:: Tarea asignada ::
Reproduce del texto seleccionado todo lo que va desde «Le cojo un pequeño» hasta «Ella es preciosa.», sin cambiar nada.

:: Texto seleccionado ::
────────────────────

Le cojo un pequeño cacho. Me insiste en que sea mucho más generoso. Hago caso. Lo mojo y me lo llevo a la boca. Sonríe. No sabe a nada más que a una suerte de chicle salado. Ella es preciosa.
Varias caras desdentadas se asoman por el ventanuco y saludan. Los niños le dicen a la madre las distintas aventuras del día. La madre manda obligaciones cortas y precisas a los chicos, como calentar más agua, pues enseguida vuelven con la tetera llena y la mujer me está sirviendo de nuevo. No hay arrugas en su rostro. Tiene el gesto de sorpresa perpetua.
Veo que a los pies de la mujer hay una Black Berry con la pantalla rota pero todavía con luz, como si alguien la acabase de bloquear. Una de las chicas hurga entre las alfombras y saca su teléfono. Me sonríe y se pone a chatear.

────────────────────

:: Datos ::
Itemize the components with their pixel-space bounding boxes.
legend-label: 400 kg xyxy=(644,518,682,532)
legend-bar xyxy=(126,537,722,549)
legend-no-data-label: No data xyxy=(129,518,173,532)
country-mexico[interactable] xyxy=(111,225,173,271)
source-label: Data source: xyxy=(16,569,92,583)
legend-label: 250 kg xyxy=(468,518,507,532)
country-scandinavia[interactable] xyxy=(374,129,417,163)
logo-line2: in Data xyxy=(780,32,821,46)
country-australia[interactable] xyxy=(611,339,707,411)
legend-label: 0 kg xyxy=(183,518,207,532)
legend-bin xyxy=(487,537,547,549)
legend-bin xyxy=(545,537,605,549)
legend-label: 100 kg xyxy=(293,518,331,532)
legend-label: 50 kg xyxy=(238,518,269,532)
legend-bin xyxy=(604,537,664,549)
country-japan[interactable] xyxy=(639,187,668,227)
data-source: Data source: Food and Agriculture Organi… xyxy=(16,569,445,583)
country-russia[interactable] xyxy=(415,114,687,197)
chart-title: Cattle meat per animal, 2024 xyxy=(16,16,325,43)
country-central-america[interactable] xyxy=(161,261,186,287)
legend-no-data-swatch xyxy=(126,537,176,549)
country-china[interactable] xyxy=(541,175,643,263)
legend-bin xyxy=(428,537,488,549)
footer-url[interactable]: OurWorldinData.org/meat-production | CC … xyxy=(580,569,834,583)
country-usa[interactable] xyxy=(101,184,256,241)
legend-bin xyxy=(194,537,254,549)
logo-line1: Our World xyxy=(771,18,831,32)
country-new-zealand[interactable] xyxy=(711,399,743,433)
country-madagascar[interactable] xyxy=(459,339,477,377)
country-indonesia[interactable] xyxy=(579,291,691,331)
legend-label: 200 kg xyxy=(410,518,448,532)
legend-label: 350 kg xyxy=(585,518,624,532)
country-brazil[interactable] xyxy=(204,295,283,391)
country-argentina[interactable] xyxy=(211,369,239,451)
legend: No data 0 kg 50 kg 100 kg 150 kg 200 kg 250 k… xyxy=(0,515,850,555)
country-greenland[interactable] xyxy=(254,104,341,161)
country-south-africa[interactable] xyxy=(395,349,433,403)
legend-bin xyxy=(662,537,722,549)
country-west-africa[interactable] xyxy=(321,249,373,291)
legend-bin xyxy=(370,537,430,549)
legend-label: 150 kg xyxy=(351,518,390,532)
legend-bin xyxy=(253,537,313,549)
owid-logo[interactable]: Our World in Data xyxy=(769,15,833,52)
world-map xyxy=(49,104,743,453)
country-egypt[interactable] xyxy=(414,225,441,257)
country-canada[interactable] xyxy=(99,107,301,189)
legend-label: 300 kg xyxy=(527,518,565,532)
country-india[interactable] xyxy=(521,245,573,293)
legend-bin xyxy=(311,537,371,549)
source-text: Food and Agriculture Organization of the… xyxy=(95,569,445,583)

────────────────────

:: Respuesta correspondiente ::
Le cojo un pequeño cacho. Me insiste en que sea mucho más generoso. Hago caso. Lo mojo y me lo llevo a la boca. Sonríe. No sabe a nada más que a una suerte de chicle salado. Ella es preciosa.